- DO THIS: Copy these lines again, replacing "Days per week" with "Snow days per week" and keeping everything else unchanged. Omit the pictures from your copy.

>> start SUPPLIED MATERIAL

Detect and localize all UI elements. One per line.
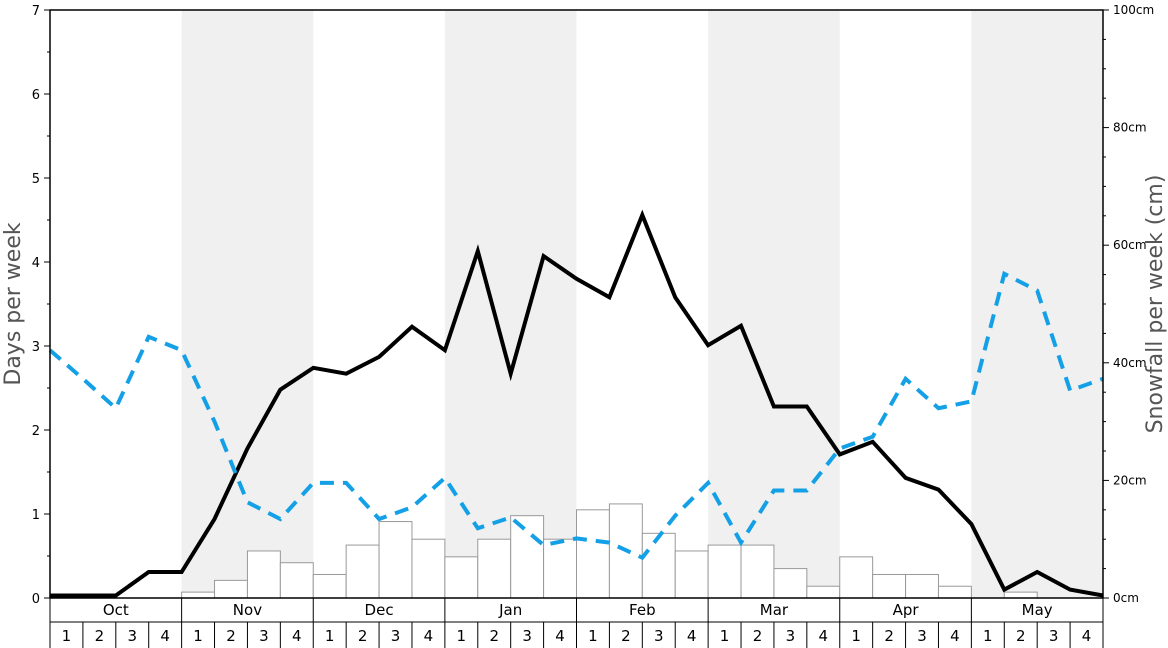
month-band-nov — [181, 10, 314, 598]
snowfall-bar — [905, 573, 939, 599]
right-axis: 0cm 20cm 40cm 60cm 80cm 100cm — [1103, 3, 1154, 605]
week-label: 4 — [1082, 627, 1092, 645]
month-band-jan — [444, 10, 577, 598]
snowfall-bar — [279, 562, 314, 599]
week-label: 1 — [588, 627, 598, 645]
snowfall-bar — [312, 573, 347, 599]
dashed-series — [48, 270, 1104, 561]
week-label: 1 — [62, 627, 72, 645]
month-label-jan: Jan — [498, 601, 522, 619]
snowfall-bar — [674, 550, 709, 599]
left-tick-label: 1 — [32, 508, 40, 523]
week-label: 2 — [621, 627, 631, 645]
month-label-nov: Nov — [233, 601, 262, 619]
left-tick-label: 2 — [32, 424, 40, 439]
week-label-row: 1 2 3 4 1 2 3 4 1 2 3 4 1 2 3 4 1 2 3 4 1 2 3 4 1 2 3 4 1 2 3 4 — [49, 622, 1104, 648]
month-band-may — [971, 10, 1103, 598]
snowfall-bar — [872, 573, 907, 599]
week-label: 2 — [226, 627, 236, 645]
week-label: 3 — [654, 627, 664, 645]
snowfall-bar — [378, 521, 413, 599]
week-label: 1 — [720, 627, 730, 645]
week-label: 1 — [325, 627, 335, 645]
week-label: 1 — [457, 627, 467, 645]
left-tick-label: 3 — [32, 340, 40, 355]
right-tick-label: 0cm — [1113, 591, 1139, 605]
week-label: 3 — [391, 627, 401, 645]
week-label: 3 — [1049, 627, 1059, 645]
snowfall-bar — [740, 544, 775, 599]
snowfall-bar — [1003, 591, 1038, 599]
week-label: 3 — [259, 627, 269, 645]
snow-days-series — [50, 209, 1104, 598]
snowfall-bar — [510, 515, 545, 599]
snowfall-bar — [641, 532, 676, 599]
right-tick-label: 40cm — [1113, 356, 1147, 370]
left-tick-label: 4 — [32, 256, 40, 271]
week-label: 1 — [983, 627, 993, 645]
snowfall-bar — [806, 585, 841, 599]
month-label-apr: Apr — [893, 601, 920, 619]
snowfall-bar — [773, 568, 808, 599]
week-label: 2 — [1016, 627, 1026, 645]
snowfall-bar — [214, 579, 248, 599]
month-label-may: May — [1022, 601, 1053, 619]
snowfall-bar — [839, 556, 874, 599]
week-label: 4 — [292, 627, 302, 645]
snowfall-bars — [181, 503, 1038, 599]
snow-days-line — [50, 209, 1104, 598]
week-label: 2 — [753, 627, 763, 645]
month-label-oct: Oct — [103, 601, 129, 619]
snowfall-bar — [707, 544, 742, 599]
week-label: 2 — [489, 627, 499, 645]
week-label: 3 — [917, 627, 927, 645]
snowfall-bar — [345, 544, 380, 599]
month-band-mar — [708, 10, 840, 598]
week-label: 4 — [555, 627, 565, 645]
right-tick-label: 100cm — [1113, 3, 1154, 17]
right-tick-label: 80cm — [1113, 121, 1147, 135]
month-label-feb: Feb — [629, 601, 656, 619]
week-label: 4 — [950, 627, 960, 645]
snowfall-bar — [181, 591, 216, 599]
right-tick-label: 60cm — [1113, 238, 1147, 252]
week-label: 4 — [819, 627, 829, 645]
right-axis-title: Snowfall per week (cm) — [1143, 175, 1168, 434]
week-label: 3 — [786, 627, 796, 645]
snowfall-bar — [543, 538, 577, 599]
week-label: 4 — [160, 627, 170, 645]
month-label-mar: Mar — [760, 601, 789, 619]
snowfall-bar — [477, 538, 512, 599]
right-tick-label: 20cm — [1113, 473, 1147, 487]
snowfall-bar — [246, 550, 281, 599]
week-label: 4 — [687, 627, 697, 645]
left-tick-label: 0 — [32, 592, 40, 607]
month-label-dec: Dec — [365, 601, 394, 619]
left-tick-label: 6 — [32, 88, 40, 103]
snowfall-bar — [576, 509, 610, 599]
week-label: 4 — [424, 627, 434, 645]
week-label: 1 — [193, 627, 203, 645]
week-label: 2 — [884, 627, 894, 645]
week-label: 1 — [851, 627, 861, 645]
week-label: 2 — [95, 627, 105, 645]
dashed-series-line — [48, 270, 1104, 561]
week-label: 2 — [358, 627, 368, 645]
snowfall-bar — [937, 585, 972, 599]
left-axis-title: Days per week — [1, 222, 26, 385]
week-label: 3 — [127, 627, 137, 645]
left-tick-label: 5 — [32, 172, 40, 187]
left-tick-label: 7 — [32, 4, 40, 19]
snowfall-bar — [444, 556, 479, 599]
week-label: 3 — [522, 627, 532, 645]
snowfall-bar — [411, 538, 446, 599]
month-bands — [181, 10, 1103, 598]
month-label-row: Oct Nov Dec Jan Feb Mar Apr May — [49, 598, 1104, 623]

>> end SUPPLIED MATERIAL

- REPLY:
Detect and localize all UI elements. One per line.
month-band-nov — [181, 10, 314, 598]
snowfall-bar — [905, 573, 939, 599]
right-axis: 0cm 20cm 40cm 60cm 80cm 100cm — [1103, 3, 1154, 605]
week-label: 4 — [1082, 627, 1092, 645]
month-band-jan — [444, 10, 577, 598]
snowfall-bar — [279, 562, 314, 599]
week-label: 1 — [588, 627, 598, 645]
snowfall-bar — [312, 573, 347, 599]
dashed-series — [48, 270, 1104, 561]
week-label: 1 — [62, 627, 72, 645]
month-label-jan: Jan — [498, 601, 522, 619]
snowfall-bar — [674, 550, 709, 599]
left-tick-label: 1 — [32, 508, 40, 523]
week-label: 2 — [621, 627, 631, 645]
month-label-nov: Nov — [233, 601, 262, 619]
left-tick-label: 2 — [32, 424, 40, 439]
week-label-row: 1 2 3 4 1 2 3 4 1 2 3 4 1 2 3 4 1 2 3 4 1 2 3 4 1 2 3 4 1 2 3 4 — [49, 622, 1104, 648]
month-band-may — [971, 10, 1103, 598]
snowfall-bar — [872, 573, 907, 599]
week-label: 2 — [226, 627, 236, 645]
week-label: 3 — [654, 627, 664, 645]
snowfall-bar — [378, 521, 413, 599]
week-label: 1 — [720, 627, 730, 645]
week-label: 1 — [325, 627, 335, 645]
week-label: 1 — [457, 627, 467, 645]
left-tick-label: 3 — [32, 340, 40, 355]
right-tick-label: 0cm — [1113, 591, 1139, 605]
week-label: 3 — [391, 627, 401, 645]
week-label: 3 — [1049, 627, 1059, 645]
snowfall-bar — [740, 544, 775, 599]
snowfall-bar — [1003, 591, 1038, 599]
week-label: 3 — [259, 627, 269, 645]
snow-days-series — [50, 209, 1104, 598]
snowfall-bar — [510, 515, 545, 599]
snowfall-bar — [641, 532, 676, 599]
right-tick-label: 40cm — [1113, 356, 1147, 370]
left-tick-label: 4 — [32, 256, 40, 271]
week-label: 1 — [983, 627, 993, 645]
snowfall-bar — [806, 585, 841, 599]
month-label-apr: Apr — [893, 601, 920, 619]
snowfall-bar — [773, 568, 808, 599]
week-label: 2 — [1016, 627, 1026, 645]
snowfall-bar — [214, 579, 248, 599]
month-label-may: May — [1022, 601, 1053, 619]
snowfall-bar — [839, 556, 874, 599]
week-label: 4 — [292, 627, 302, 645]
snowfall-bars — [181, 503, 1038, 599]
snow-days-line — [50, 209, 1104, 598]
week-label: 2 — [753, 627, 763, 645]
month-label-oct: Oct — [103, 601, 129, 619]
snowfall-bar — [707, 544, 742, 599]
week-label: 2 — [489, 627, 499, 645]
week-label: 3 — [917, 627, 927, 645]
snowfall-bar — [345, 544, 380, 599]
month-band-mar — [708, 10, 840, 598]
week-label: 4 — [555, 627, 565, 645]
right-tick-label: 100cm — [1113, 3, 1154, 17]
right-tick-label: 80cm — [1113, 121, 1147, 135]
month-label-feb: Feb — [629, 601, 656, 619]
week-label: 4 — [950, 627, 960, 645]
snowfall-bar — [181, 591, 216, 599]
right-tick-label: 60cm — [1113, 238, 1147, 252]
week-label: 4 — [819, 627, 829, 645]
right-axis-title: Snowfall per week (cm) — [1143, 175, 1168, 434]
week-label: 3 — [786, 627, 796, 645]
snowfall-bar — [543, 538, 577, 599]
week-label: 4 — [160, 627, 170, 645]
month-label-mar: Mar — [760, 601, 789, 619]
snowfall-bar — [477, 538, 512, 599]
right-tick-label: 20cm — [1113, 473, 1147, 487]
snowfall-bar — [246, 550, 281, 599]
week-label: 4 — [687, 627, 697, 645]
left-tick-label: 0 — [32, 592, 40, 607]
month-label-dec: Dec — [365, 601, 394, 619]
left-tick-label: 6 — [32, 88, 40, 103]
snowfall-bar — [576, 509, 610, 599]
week-label: 4 — [424, 627, 434, 645]
week-label: 1 — [193, 627, 203, 645]
week-label: 2 — [884, 627, 894, 645]
week-label: 1 — [851, 627, 861, 645]
week-label: 2 — [95, 627, 105, 645]
dashed-series-line — [48, 270, 1104, 561]
week-label: 2 — [358, 627, 368, 645]
snowfall-bar — [937, 585, 972, 599]
left-axis-title: Snow days per week — [1, 222, 26, 385]
week-label: 3 — [127, 627, 137, 645]
left-tick-label: 5 — [32, 172, 40, 187]
left-tick-label: 7 — [32, 4, 40, 19]
snowfall-bar — [444, 556, 479, 599]
week-label: 3 — [522, 627, 532, 645]
snowfall-bar — [411, 538, 446, 599]
month-bands — [181, 10, 1103, 598]
month-label-row: Oct Nov Dec Jan Feb Mar Apr May — [49, 598, 1104, 623]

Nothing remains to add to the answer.